> _Exercise task A_: Copy the records word for word, starting at the beginning of the records and ending with the line that contains "ruler-tick-label: 1 [310, 267, 319, 278]", including that line.

> _Text excerpt_:

_____

Thus, again there is a problem in trying to realize the sample rate variation/adaption
presented above with respect to Figs l a and lb, but these problems may be overcome by
implementing the inverse or synthesis filterbank 42 of Fig. 3a in accordance with some of
the subsequently explained embodiments for an information signal reconstructor.
The above thoughts with regard to a sampling rate adaption/variation are even more
interesting when considering coding concepts according to which a higher frequency
portion of an information signal to be coded is coded in a parametric way, e.g. by using
Spectral Band Replication (SBR), whereas a lower frequency portion thereof is coded
using transform coding and/or predictive coding or the like. See, for example, Figs. 4a and
4b showing a pair of information signal encoder and information signal decoder. At the
encoding side, the core encoder 16 succeeds a resampler embodied as shown in Fig. 3a, i.e.
a concatenation of an analysis filterbank 38 and a varying transform length synthesis
filterbank 42. As noted above, in order to achieve a time-varying downsample rate between
the input of analysis filterbank 38 and the output of synthesis filterbank 42, the synthesis
filterbank 42 applies its retransformation onto a subportion of the constant range spectrum,
i.e. the transforms of constant length and constant transform rate 46, output by the analysis
filterbank 38, of which the subportions have the time-varying length of the transform
length of the synthesis filterbank 42. The time variation is illustrated by the double-headed
arrow 48. While the lower frequency portion 50 resampled by the concatenation of
analysis filterbank 38 and synthesis filterbank 42 is encoded by core encoder 16, the
remainder, i.e. the higher frequency portion 52 making up the remaining frequency portion
of spectrum 46, may be subject to a parametric coding of its envelope in parametric
envelope coder 54. The core data stream 56 is thus accompanied by a parametric coding
data stream 58 output by a parametric envelope coder 54.
At the decoding side, the decoder likewise comprises core decoder 22, followed by a
resampler implemented as shown in Fig. 3b, i.e. by an analysis filterbank 40 followed by a
synthesis filterbank 44, with the analysis filterbank 40 having a time-varying transform
length synchronized to the time variation of the transform length of the synthesis filterbank
42 at the encoding side. While core decoder 22 receives the core data stream 56 in order to
decode same, a parametric envelope decoder 60 is provided in order to receive the
parametric data stream 58 and derive therefrom a higher frequency portion 52',
complementing a lower frequency portion 50 of a varying transform length, namely a
length synchronized to the time variation of the transform length used by the synthesis
filterbank 42 at the encoding side and synchronized to the variation of the sampling rate
output by core decoder 22.
In the case of the encoder of Fig. 4a, it is advantageous that the analysis filterbank 38 is
present anyway so that the formation of the resampler merely necessitates the addition of
the synthesis filterbank 42. By switching the sample rate, it is possible to adapt the ratio of
LF portion of the spectrum 46, which is subject to a more accurate core encoding
compared to the HF portion which is subject to merely parametric envelope coding. In
particular, the ratio may be controlled in an efficient way depending on external conditions
such as available transmission bandwidth for transmitting the overall data stream or the
like. The time variation controlled at the encoding side is easy to signalize to the decoding
side via respective side information data, for example.

_____

> _Exercise inputs_:
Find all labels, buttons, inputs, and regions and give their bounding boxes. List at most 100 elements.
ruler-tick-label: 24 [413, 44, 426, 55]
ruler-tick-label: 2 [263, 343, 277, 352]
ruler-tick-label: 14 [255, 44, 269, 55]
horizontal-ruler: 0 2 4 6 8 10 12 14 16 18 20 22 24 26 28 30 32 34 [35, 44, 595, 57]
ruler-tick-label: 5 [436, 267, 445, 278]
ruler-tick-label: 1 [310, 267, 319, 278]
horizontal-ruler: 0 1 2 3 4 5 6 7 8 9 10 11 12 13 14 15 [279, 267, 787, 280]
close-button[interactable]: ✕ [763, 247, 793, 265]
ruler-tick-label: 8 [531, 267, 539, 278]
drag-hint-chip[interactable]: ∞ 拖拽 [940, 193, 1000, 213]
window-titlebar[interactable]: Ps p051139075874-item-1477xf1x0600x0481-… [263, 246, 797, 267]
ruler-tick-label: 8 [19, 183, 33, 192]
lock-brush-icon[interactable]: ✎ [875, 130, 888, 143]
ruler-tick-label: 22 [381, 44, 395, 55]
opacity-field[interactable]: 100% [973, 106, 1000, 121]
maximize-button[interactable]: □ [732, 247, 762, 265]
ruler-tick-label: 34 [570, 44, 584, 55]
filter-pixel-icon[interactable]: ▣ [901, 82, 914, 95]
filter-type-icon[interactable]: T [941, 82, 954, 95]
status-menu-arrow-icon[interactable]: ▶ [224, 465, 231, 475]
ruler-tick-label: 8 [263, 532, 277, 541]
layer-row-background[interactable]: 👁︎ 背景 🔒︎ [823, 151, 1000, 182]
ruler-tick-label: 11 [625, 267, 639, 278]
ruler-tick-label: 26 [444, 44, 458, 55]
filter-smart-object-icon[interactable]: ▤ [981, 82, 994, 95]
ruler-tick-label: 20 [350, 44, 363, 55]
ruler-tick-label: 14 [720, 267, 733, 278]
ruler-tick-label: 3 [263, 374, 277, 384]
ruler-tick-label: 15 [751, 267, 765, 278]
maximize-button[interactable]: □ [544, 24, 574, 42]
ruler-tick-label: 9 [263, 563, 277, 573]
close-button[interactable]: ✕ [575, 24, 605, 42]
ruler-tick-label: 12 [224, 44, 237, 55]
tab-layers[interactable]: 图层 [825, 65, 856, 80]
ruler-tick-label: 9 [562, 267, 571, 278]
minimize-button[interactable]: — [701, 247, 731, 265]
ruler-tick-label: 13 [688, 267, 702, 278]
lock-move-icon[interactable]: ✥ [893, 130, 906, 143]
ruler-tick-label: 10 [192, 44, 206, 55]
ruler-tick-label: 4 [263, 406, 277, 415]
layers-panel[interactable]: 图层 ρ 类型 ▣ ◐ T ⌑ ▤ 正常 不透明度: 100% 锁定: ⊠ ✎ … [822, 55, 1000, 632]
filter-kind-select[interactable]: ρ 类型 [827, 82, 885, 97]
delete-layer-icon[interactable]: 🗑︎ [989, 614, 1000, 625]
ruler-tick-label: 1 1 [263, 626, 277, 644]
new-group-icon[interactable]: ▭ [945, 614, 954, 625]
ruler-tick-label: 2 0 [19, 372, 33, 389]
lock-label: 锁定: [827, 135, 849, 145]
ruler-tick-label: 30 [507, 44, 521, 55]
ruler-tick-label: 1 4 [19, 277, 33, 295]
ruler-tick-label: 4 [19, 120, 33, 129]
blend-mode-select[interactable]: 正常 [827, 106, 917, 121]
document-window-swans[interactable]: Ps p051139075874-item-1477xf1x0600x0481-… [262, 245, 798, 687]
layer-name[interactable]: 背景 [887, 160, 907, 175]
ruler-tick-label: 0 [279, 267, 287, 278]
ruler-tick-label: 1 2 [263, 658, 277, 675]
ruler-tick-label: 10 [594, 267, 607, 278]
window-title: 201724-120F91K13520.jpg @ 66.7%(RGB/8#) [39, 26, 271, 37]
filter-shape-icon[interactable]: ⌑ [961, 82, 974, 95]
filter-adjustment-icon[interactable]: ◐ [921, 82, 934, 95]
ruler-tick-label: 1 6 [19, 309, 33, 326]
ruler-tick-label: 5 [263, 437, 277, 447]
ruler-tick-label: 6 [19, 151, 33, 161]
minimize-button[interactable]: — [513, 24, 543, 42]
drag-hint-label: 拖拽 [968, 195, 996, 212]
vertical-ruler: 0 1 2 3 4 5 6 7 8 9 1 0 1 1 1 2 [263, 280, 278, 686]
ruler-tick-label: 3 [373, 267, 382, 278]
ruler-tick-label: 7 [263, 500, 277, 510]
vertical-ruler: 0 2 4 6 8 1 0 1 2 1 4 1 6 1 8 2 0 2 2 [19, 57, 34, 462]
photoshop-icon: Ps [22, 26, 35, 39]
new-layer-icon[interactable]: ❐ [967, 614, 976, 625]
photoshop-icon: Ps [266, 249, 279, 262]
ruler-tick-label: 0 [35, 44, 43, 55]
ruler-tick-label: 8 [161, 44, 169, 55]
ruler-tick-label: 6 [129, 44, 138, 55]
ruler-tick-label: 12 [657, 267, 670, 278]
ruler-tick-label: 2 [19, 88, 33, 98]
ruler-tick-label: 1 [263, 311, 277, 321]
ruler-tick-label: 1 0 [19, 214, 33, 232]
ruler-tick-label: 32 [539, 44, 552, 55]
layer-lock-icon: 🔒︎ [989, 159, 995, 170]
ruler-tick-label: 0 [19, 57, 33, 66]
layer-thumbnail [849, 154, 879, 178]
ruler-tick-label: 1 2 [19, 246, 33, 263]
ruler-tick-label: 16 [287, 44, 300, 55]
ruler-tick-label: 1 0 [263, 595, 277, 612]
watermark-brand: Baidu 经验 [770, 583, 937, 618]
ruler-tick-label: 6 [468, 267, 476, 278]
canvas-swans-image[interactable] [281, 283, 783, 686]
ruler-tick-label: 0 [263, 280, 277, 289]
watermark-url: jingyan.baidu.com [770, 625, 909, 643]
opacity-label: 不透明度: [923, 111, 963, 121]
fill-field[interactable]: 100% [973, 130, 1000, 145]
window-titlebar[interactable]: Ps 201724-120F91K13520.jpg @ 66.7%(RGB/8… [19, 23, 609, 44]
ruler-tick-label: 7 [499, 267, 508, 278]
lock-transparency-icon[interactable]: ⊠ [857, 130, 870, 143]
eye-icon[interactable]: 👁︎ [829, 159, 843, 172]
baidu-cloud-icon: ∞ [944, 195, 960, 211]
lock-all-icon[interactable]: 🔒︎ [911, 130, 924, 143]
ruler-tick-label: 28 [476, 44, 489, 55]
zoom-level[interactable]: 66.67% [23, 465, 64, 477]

_____

> _Exercise task B_:
Answer these questions from the filterbank text:
(i) What does the parametric envelope coder 54 output?
(ii) What follows core decoder 22 at the decoding side?
(iii) What external condition is named as one that can control the ratio of the LF portion to the HF portion?

> _Task answer A_:
Find all labels, buttons, inputs, and regions and give their bounding boxes. List at most 100 elements.
ruler-tick-label: 24 [413, 44, 426, 55]
ruler-tick-label: 2 [263, 343, 277, 352]
ruler-tick-label: 14 [255, 44, 269, 55]
horizontal-ruler: 0 2 4 6 8 10 12 14 16 18 20 22 24 26 28 30 32 34 [35, 44, 595, 57]
ruler-tick-label: 5 [436, 267, 445, 278]
ruler-tick-label: 1 [310, 267, 319, 278]

> _Task answer B_:
(i) The parametric coding data stream 58.
(ii) A resampler implemented as shown in Fig. 3b, made up of analysis filterbank 40 followed by synthesis filterbank 44.
(iii) The available transmission bandwidth for transmitting the overall data stream.